### PROMPT
Find every line in the records that holds the string "LENGTH". Copy each one.

[Dataset entries]
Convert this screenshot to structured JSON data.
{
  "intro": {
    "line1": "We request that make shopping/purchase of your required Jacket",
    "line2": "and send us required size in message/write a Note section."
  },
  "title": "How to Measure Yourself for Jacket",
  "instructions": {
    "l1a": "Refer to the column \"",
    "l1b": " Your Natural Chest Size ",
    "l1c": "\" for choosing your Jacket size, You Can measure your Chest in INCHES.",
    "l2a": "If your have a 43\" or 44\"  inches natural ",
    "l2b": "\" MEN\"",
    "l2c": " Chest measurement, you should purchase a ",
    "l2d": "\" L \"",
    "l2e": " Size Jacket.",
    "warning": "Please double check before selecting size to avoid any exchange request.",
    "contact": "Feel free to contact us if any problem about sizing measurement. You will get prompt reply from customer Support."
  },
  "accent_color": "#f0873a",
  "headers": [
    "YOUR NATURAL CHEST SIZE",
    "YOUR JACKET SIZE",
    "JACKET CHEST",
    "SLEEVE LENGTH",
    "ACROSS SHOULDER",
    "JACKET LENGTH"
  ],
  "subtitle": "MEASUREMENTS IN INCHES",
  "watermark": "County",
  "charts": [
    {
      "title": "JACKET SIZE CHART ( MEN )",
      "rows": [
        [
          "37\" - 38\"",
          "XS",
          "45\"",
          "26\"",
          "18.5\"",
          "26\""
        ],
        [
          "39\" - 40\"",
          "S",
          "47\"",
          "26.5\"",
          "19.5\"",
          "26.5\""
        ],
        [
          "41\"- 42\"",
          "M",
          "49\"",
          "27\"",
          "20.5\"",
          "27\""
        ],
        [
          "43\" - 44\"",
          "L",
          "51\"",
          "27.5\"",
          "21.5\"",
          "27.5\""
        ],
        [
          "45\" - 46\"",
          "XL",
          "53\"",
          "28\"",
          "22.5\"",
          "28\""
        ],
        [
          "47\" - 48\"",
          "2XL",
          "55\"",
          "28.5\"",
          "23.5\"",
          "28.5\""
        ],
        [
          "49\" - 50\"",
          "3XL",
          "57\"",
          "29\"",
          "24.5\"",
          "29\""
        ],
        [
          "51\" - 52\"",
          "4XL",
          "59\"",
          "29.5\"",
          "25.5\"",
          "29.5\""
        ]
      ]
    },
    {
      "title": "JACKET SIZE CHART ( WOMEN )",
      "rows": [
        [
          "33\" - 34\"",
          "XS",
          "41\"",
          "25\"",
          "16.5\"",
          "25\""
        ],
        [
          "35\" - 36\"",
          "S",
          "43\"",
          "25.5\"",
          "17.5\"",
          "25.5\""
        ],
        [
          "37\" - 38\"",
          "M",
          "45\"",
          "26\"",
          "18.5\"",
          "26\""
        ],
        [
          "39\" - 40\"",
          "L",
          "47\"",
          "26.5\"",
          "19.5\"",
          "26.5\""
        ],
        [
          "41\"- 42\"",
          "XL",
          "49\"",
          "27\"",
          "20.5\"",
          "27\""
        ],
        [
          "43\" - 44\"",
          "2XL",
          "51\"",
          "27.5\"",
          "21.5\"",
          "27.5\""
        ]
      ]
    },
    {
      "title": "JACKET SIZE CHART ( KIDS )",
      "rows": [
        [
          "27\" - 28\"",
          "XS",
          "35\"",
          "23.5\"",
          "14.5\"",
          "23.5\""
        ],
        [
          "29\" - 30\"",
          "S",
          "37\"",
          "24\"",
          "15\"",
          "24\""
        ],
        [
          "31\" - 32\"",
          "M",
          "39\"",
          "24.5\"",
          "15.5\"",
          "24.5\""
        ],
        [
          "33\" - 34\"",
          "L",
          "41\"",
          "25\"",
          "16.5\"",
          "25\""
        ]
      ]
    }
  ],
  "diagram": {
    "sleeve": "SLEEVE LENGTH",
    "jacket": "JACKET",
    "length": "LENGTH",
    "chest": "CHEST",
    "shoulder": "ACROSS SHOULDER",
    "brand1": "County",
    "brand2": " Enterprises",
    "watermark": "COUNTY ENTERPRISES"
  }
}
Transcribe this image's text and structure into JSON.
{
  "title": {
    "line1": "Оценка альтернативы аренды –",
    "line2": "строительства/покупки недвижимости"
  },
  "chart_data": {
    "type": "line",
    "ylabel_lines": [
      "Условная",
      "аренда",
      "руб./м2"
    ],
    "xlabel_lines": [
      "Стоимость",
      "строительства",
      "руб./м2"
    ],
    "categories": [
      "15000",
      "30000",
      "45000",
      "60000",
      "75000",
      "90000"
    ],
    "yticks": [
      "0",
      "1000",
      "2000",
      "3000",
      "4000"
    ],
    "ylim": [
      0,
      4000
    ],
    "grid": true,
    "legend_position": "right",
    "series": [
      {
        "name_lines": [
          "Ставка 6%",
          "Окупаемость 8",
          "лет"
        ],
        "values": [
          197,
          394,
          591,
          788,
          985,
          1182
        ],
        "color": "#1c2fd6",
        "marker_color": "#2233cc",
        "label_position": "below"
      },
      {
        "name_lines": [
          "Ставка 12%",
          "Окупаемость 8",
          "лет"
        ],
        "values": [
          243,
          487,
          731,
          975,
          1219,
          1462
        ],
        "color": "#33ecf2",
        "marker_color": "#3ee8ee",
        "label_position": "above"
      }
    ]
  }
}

### WORKED SOLUTION
    "SLEEVE LENGTH",
    "JACKET LENGTH"
    "sleeve": "SLEEVE LENGTH",
    "length": "LENGTH",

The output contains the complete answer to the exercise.